• Aim of the exercise: Repeat the records in full and exactly, omitting pictures.

• Collected data entries:
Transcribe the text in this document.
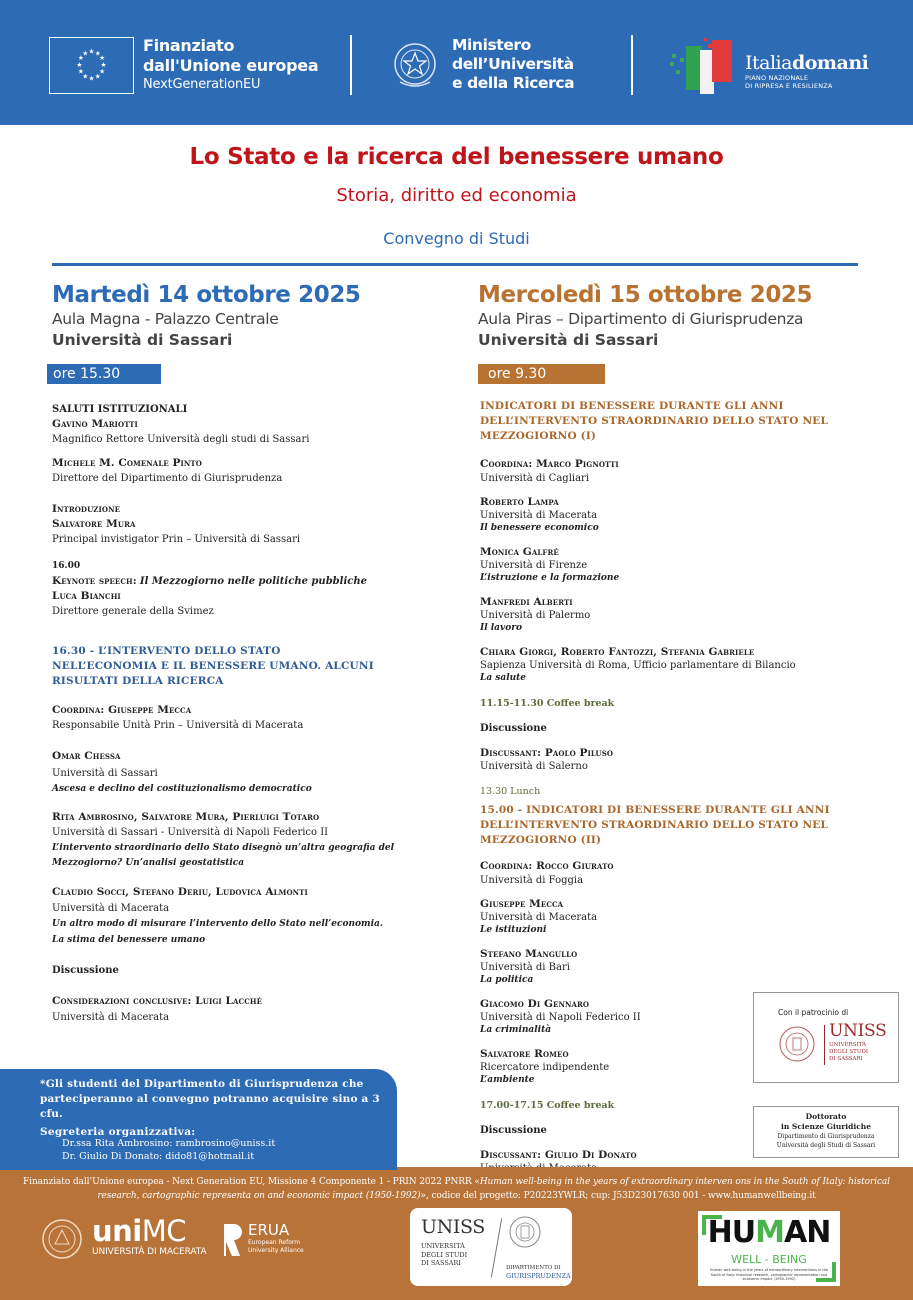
★ ★
★
★
★
★
★
★
★
★
★
★	Finanziato
dall'Unione europea
NextGenerationEU
Ministero
dell’Università
e della Ricerca
Italiadomani
PIANO NAZIONALE
DI RIPRESA E RESILIENZA
Lo Stato e la ricerca del benessere umano
Storia, diritto ed economia
Convegno di Studi
Martedì 14 ottobre 2025
Aula Magna - Palazzo Centrale
Università di Sassari
ore 15.30
Mercoledì 15 ottobre 2025
Aula Piras – Dipartimento di Giurisprudenza
Università di Sassari
ore 9.30
SALUTI ISTITUZIONALI
Gavino Mariotti
Magnifico Rettore Università degli studi di Sassari
Michele M. Comenale Pinto
Direttore del Dipartimento di Giurisprudenza
Introduzione
Salvatore Mura
Principal invistigator Prin – Università di Sassari
16.00
Keynote speech: Il Mezzogiorno nelle politiche pubbliche
Luca Bianchi
Direttore generale della Svimez
16.30 - L’INTERVENTO DELLO STATO
NELL’ECONOMIA E IL BENESSERE UMANO. ALCUNI
RISULTATI DELLA RICERCA
Coordina: Giuseppe Mecca
Responsabile Unità Prin – Università di Macerata
Omar Chessa
Università di Sassari
Ascesa e declino del costituzionalismo democratico
Rita Ambrosino, Salvatore Mura, Pierluigi Totaro
Università di Sassari - Università di Napoli Federico II
L’intervento straordinario dello Stato disegnò un’altra geografia del
Mezzogiorno? Un’analisi geostatistica
Claudio Socci, Stefano Deriu, Ludovica Almonti
Università di Macerata
Un altro modo di misurare l’intervento dello Stato nell’economia.
La stima del benessere umano
Discussione
Considerazioni conclusive: Luigi Lacchè
Università di Macerata
INDICATORI DI BENESSERE DURANTE GLI ANNI
DELL’INTERVENTO STRAORDINARIO DELLO STATO NEL
MEZZOGIORNO (I)
Coordina: Marco Pignotti
Università di Cagliari
Roberto Lampa
Università di Macerata
Il benessere economico
Monica Galfré
Università di Firenze
L’istruzione e la formazione
Manfredi Alberti
Università di Palermo
Il lavoro
Chiara Giorgi, Roberto Fantozzi, Stefania Gabriele
Sapienza Università di Roma, Ufficio parlamentare di Bilancio
La salute
11.15-11.30 Coffee break
Discussione
Discussant: Paolo Piluso
Università di Salerno
13.30 Lunch
15.00 - INDICATORI DI BENESSERE DURANTE GLI ANNI
DELL’INTERVENTO STRAORDINARIO DELLO STATO NEL
MEZZOGIORNO (II)
Coordina: Rocco Giurato
Università di Foggia
Giuseppe Mecca
Università di Macerata
Le istituzioni
Stefano Mangullo
Università di Bari
La politica
Giacomo Di Gennaro
Università di Napoli Federico II
La criminalità
Salvatore Romeo
Ricercatore indipendente
L’ambiente
17.00-17.15 Coffee break
Discussione
Discussant: Giulio Di Donato
Con il patrocinio di
UNISS
UNIVERSITÀ
DEGLI STUDI
DI SASSARI
Dottorato
in Scienze Giuridiche
Dipartimento di Giurisprudenza
Università degli Studi di Sassari
*Gli studenti del Dipartimento di Giurisprudenza che
parteciperanno al convegno potranno acquisire sino a 3 cfu.
Segreteria organizzativa:
Dr.ssa Rita Ambrosino: rambrosino@uniss.it
Dr. Giulio Di Donato: dido81@hotmail.it
Finanziato dall’Unione europea - Next Generation EU, Missione 4 Componente 1 - PRIN 2022 PNRR «Human well-being in the years of extraordinary interven ons in the South of Italy: historical research, cartographic representa on and economic impact (1950-1992)», codice del progetto: P20223YWLR; cup: J53D23017630 001 - www.humanwellbeing.it
uniMC
UNIVERSITÀ DI MACERATA
ERUA
European Reform
University Alliance
UNISS
UNIVERSITÀ
DEGLI STUDI
DI SASSARI
DIPARTIMENTO DI
GIURISPRUDENZA
HUMAN
WELL - BEING
Human well-being in the years of extraordinary interventions in the South of Italy: historical research, cartographic representation and economic impact (1950-1992)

• Finished answer:
Transcribe the text in this document.
★ ★
★
★
★
★
★
★
★
★
★
★	Finanziato
dall'Unione europea
NextGenerationEU
Ministero
dell’Università
e della Ricerca
Italiadomani
PIANO NAZIONALE
DI RIPRESA E RESILIENZA
Lo Stato e la ricerca del benessere umano
Storia, diritto ed economia
Convegno di Studi
Martedì 14 ottobre 2025
Aula Magna - Palazzo Centrale
Università di Sassari
ore 15.30
Mercoledì 15 ottobre 2025
Aula Piras – Dipartimento di Giurisprudenza
Università di Sassari
ore 9.30
SALUTI ISTITUZIONALI
Gavino Mariotti
Magnifico Rettore Università degli studi di Sassari
Michele M. Comenale Pinto
Direttore del Dipartimento di Giurisprudenza
Introduzione
Salvatore Mura
Principal invistigator Prin – Università di Sassari
16.00
Keynote speech: Il Mezzogiorno nelle politiche pubbliche
Luca Bianchi
Direttore generale della Svimez
16.30 - L’INTERVENTO DELLO STATO
NELL’ECONOMIA E IL BENESSERE UMANO. ALCUNI
RISULTATI DELLA RICERCA
Coordina: Giuseppe Mecca
Responsabile Unità Prin – Università di Macerata
Omar Chessa
Università di Sassari
Ascesa e declino del costituzionalismo democratico
Rita Ambrosino, Salvatore Mura, Pierluigi Totaro
Università di Sassari - Università di Napoli Federico II
L’intervento straordinario dello Stato disegnò un’altra geografia del
Mezzogiorno? Un’analisi geostatistica
Claudio Socci, Stefano Deriu, Ludovica Almonti
Università di Macerata
Un altro modo di misurare l’intervento dello Stato nell’economia.
La stima del benessere umano
Discussione
Considerazioni conclusive: Luigi Lacchè
Università di Macerata
INDICATORI DI BENESSERE DURANTE GLI ANNI
DELL’INTERVENTO STRAORDINARIO DELLO STATO NEL
MEZZOGIORNO (I)
Coordina: Marco Pignotti
Università di Cagliari
Roberto Lampa
Università di Macerata
Il benessere economico
Monica Galfré
Università di Firenze
L’istruzione e la formazione
Manfredi Alberti
Università di Palermo
Il lavoro
Chiara Giorgi, Roberto Fantozzi, Stefania Gabriele
Sapienza Università di Roma, Ufficio parlamentare di Bilancio
La salute
11.15-11.30 Coffee break
Discussione
Discussant: Paolo Piluso
Università di Salerno
13.30 Lunch
15.00 - INDICATORI DI BENESSERE DURANTE GLI ANNI
DELL’INTERVENTO STRAORDINARIO DELLO STATO NEL
MEZZOGIORNO (II)
Coordina: Rocco Giurato
Università di Foggia
Giuseppe Mecca
Università di Macerata
Le istituzioni
Stefano Mangullo
Università di Bari
La politica
Giacomo Di Gennaro
Università di Napoli Federico II
La criminalità
Salvatore Romeo
Ricercatore indipendente
L’ambiente
17.00-17.15 Coffee break
Discussione
Discussant: Giulio Di Donato
Con il patrocinio di
UNISS
UNIVERSITÀ
DEGLI STUDI
DI SASSARI
Dottorato
in Scienze Giuridiche
Dipartimento di Giurisprudenza
Università degli Studi di Sassari
*Gli studenti del Dipartimento di Giurisprudenza che
parteciperanno al convegno potranno acquisire sino a 3 cfu.
Segreteria organizzativa:
Dr.ssa Rita Ambrosino: rambrosino@uniss.it
Dr. Giulio Di Donato: dido81@hotmail.it
Finanziato dall’Unione europea - Next Generation EU, Missione 4 Componente 1 - PRIN 2022 PNRR «Human well-being in the years of extraordinary interven ons in the South of Italy: historical research, cartographic representa on and economic impact (1950-1992)», codice del progetto: P20223YWLR; cup: J53D23017630 001 - www.humanwellbeing.it
uniMC
UNIVERSITÀ DI MACERATA
ERUA
European Reform
University Alliance
UNISS
UNIVERSITÀ
DEGLI STUDI
DI SASSARI
DIPARTIMENTO DI
GIURISPRUDENZA
HUMAN
WELL - BEING
Human well-being in the years of extraordinary interventions in the South of Italy: historical research, cartographic representation and economic impact (1950-1992)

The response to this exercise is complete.